** Start **

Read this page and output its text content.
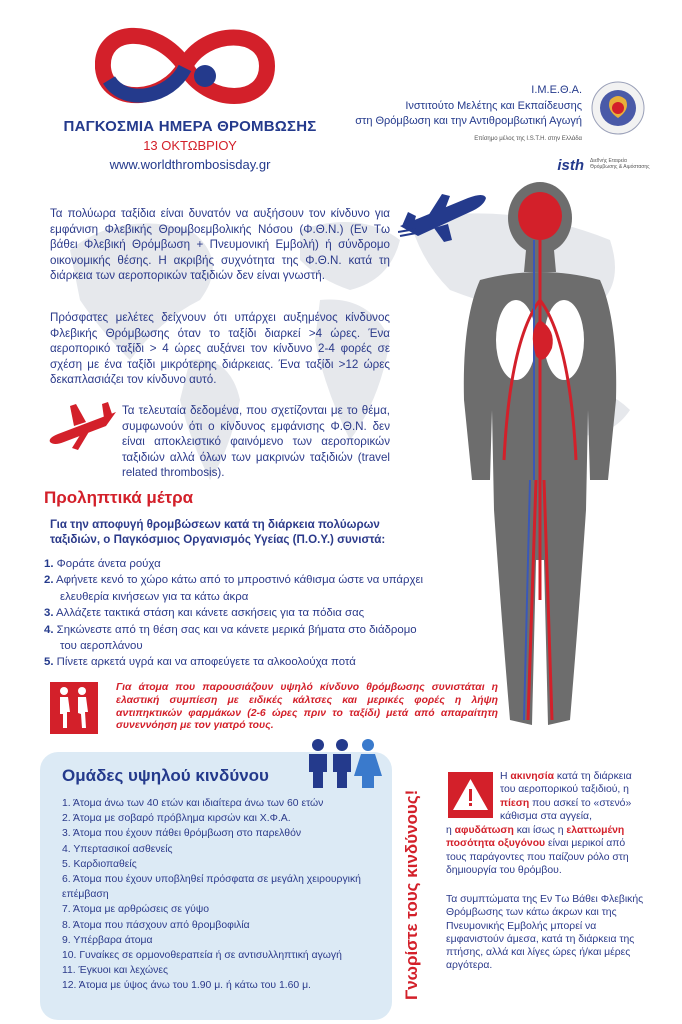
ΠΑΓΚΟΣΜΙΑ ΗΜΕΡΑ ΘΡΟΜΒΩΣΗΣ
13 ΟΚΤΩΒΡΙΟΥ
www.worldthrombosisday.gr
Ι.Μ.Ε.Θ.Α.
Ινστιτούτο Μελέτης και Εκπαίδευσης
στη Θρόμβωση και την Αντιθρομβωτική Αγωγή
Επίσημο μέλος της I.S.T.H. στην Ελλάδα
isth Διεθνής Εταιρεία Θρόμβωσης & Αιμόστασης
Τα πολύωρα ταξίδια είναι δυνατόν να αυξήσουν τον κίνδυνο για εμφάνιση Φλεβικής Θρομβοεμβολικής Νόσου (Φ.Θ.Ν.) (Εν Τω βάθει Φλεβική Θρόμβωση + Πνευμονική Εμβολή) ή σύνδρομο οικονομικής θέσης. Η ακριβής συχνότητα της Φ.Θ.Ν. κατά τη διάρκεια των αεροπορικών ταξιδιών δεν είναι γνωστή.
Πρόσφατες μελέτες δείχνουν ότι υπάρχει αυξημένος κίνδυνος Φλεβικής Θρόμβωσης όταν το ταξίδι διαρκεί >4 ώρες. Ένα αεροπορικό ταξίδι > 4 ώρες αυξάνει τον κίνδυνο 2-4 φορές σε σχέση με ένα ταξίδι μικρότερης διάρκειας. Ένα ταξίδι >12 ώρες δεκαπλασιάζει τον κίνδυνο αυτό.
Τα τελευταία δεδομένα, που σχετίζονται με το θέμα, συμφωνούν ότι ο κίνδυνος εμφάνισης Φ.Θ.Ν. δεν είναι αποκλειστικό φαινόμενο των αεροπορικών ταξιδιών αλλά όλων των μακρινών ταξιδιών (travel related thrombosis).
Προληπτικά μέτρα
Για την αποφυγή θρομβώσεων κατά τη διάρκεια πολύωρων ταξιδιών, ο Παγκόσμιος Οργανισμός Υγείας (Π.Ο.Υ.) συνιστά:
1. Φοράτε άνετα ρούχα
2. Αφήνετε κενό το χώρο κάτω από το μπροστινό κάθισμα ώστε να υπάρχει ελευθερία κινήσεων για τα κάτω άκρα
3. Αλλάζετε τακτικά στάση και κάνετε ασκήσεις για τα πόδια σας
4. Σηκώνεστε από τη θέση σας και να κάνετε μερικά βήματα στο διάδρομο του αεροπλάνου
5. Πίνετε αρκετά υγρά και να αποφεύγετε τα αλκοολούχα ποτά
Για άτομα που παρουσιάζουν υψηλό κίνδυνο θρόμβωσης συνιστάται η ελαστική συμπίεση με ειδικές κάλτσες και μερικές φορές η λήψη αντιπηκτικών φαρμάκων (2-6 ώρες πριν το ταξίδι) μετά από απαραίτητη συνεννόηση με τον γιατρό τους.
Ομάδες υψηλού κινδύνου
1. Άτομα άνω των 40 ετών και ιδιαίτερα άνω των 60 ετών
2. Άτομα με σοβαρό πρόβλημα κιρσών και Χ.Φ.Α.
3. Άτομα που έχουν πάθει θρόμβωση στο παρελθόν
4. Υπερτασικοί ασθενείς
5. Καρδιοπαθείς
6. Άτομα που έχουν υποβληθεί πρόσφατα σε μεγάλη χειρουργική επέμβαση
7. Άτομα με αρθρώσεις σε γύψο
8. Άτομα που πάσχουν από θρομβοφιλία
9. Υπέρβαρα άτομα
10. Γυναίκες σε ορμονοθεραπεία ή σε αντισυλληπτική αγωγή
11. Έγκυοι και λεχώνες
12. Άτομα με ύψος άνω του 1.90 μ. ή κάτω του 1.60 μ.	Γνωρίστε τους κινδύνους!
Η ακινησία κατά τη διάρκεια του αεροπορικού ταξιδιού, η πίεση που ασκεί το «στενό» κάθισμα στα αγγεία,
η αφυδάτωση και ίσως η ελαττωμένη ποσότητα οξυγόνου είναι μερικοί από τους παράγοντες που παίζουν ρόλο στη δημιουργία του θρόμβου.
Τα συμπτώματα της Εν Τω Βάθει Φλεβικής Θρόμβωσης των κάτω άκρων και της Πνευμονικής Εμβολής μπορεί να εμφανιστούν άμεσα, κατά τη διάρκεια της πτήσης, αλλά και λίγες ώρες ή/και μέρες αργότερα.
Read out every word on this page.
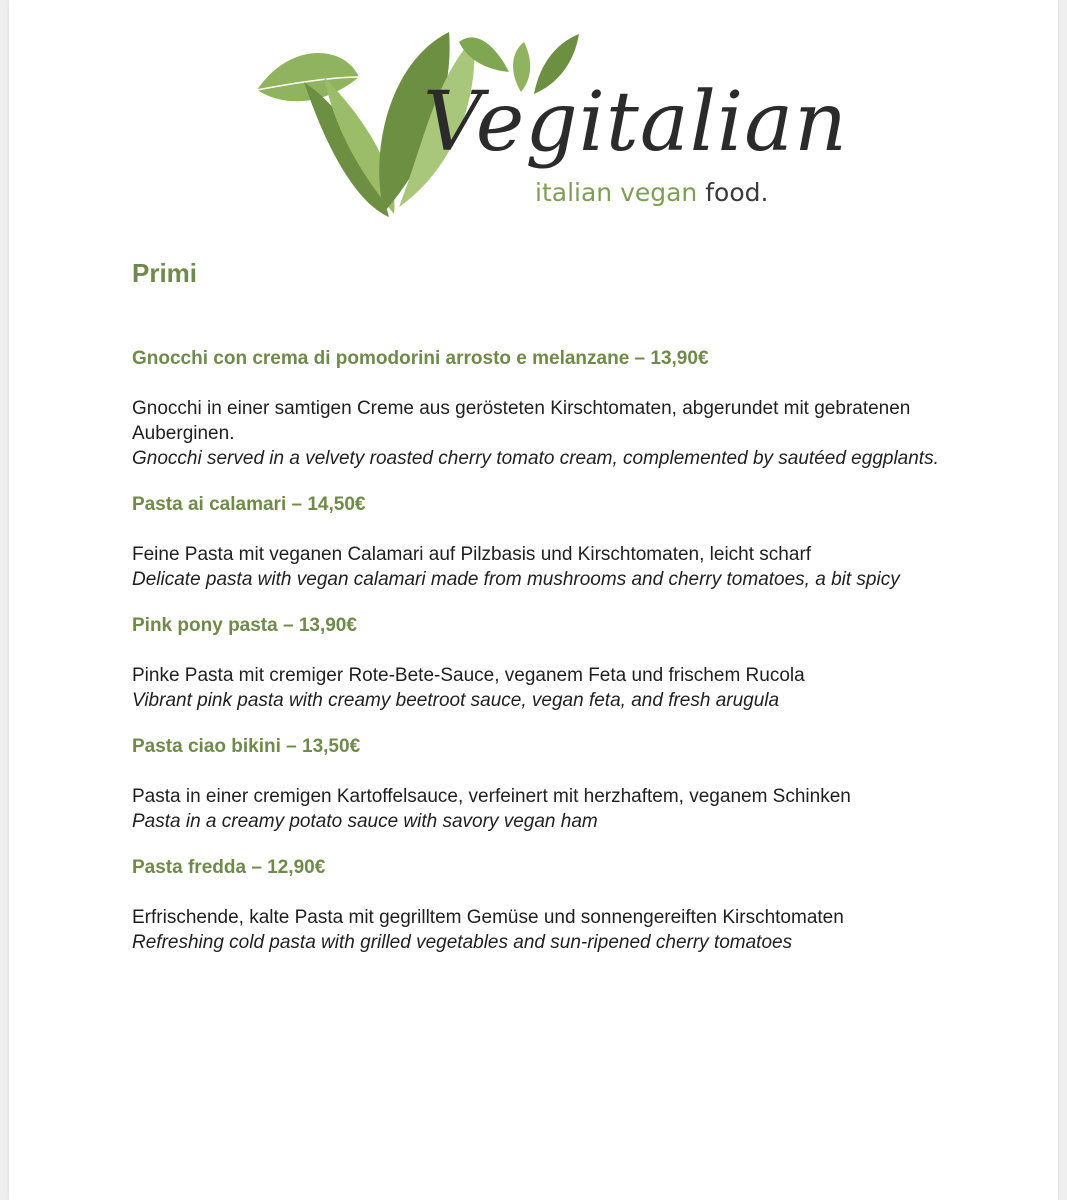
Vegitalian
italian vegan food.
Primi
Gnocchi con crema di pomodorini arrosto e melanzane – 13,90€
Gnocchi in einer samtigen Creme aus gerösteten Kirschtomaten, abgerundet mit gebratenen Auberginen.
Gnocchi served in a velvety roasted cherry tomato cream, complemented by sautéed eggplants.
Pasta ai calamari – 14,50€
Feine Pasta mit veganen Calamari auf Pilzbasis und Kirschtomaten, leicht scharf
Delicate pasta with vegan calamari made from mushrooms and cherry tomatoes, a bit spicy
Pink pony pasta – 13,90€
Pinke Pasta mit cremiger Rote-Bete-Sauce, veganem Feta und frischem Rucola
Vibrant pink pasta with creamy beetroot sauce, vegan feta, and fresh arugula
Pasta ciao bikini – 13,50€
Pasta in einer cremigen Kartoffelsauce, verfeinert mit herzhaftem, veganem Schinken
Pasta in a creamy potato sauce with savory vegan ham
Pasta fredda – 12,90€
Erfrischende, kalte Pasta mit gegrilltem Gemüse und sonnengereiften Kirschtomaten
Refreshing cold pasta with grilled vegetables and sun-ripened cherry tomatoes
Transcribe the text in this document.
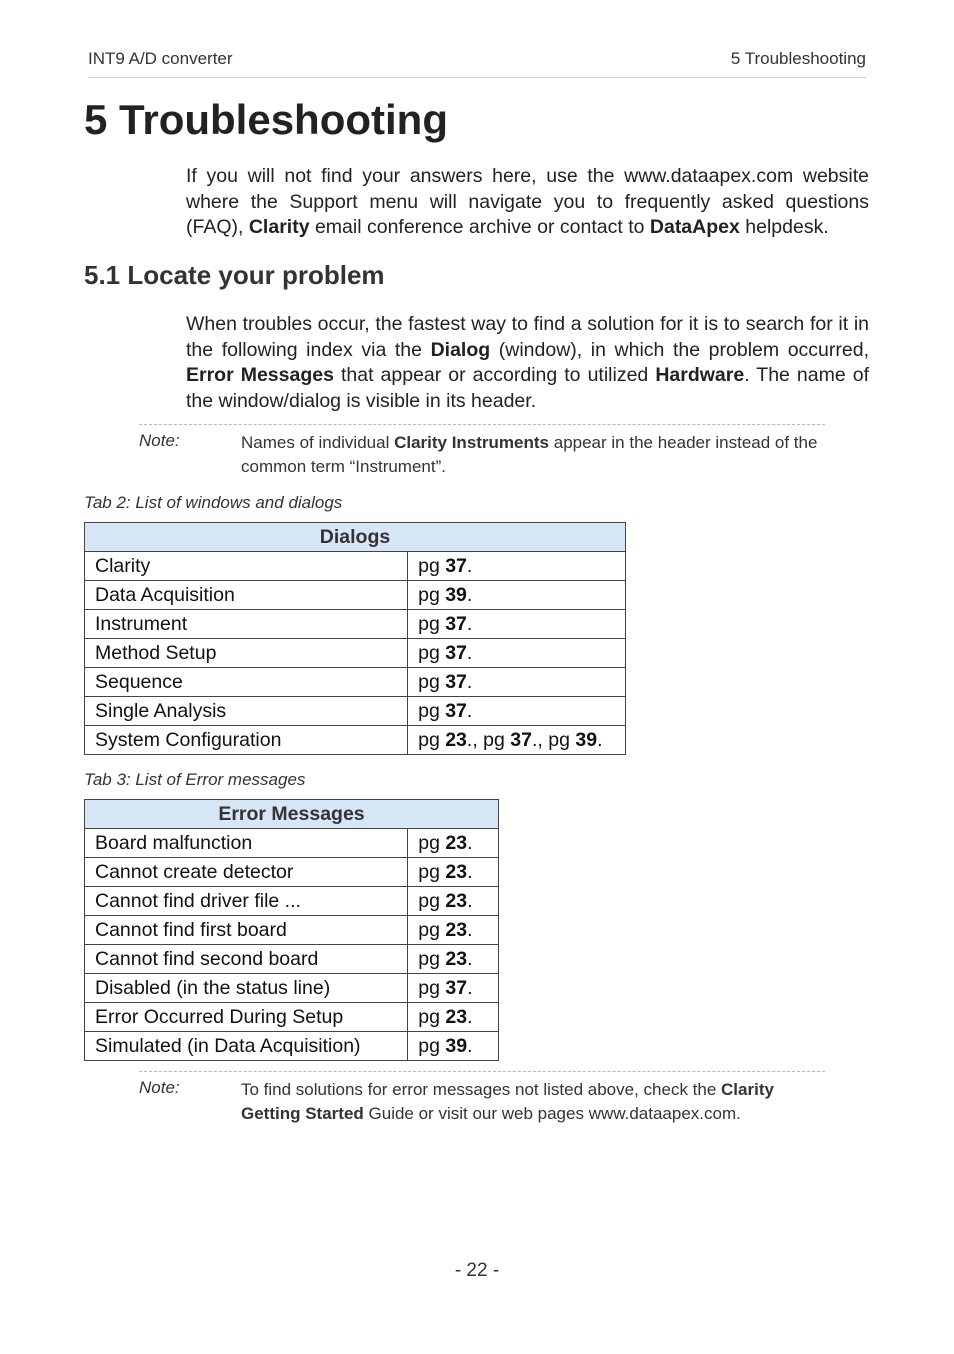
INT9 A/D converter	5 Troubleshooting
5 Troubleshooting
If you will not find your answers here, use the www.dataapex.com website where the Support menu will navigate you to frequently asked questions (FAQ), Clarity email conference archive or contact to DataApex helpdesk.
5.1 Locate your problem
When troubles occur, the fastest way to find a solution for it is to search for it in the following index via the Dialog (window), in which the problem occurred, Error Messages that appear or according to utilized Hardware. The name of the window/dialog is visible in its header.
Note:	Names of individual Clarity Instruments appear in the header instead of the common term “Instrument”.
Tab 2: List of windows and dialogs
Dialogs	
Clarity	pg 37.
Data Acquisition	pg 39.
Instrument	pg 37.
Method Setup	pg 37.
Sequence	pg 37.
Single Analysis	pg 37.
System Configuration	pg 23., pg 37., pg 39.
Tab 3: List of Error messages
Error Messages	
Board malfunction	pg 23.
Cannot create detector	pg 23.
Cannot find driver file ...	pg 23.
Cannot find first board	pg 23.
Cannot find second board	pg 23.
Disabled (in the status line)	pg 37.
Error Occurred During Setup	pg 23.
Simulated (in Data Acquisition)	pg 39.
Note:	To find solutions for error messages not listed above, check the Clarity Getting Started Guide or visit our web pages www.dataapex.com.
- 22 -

** End **

▶ [To be done]:
Report how many lines of the listing above include the word "veganem". Say nothing but the number.

▶ [Answer to the problem]:
2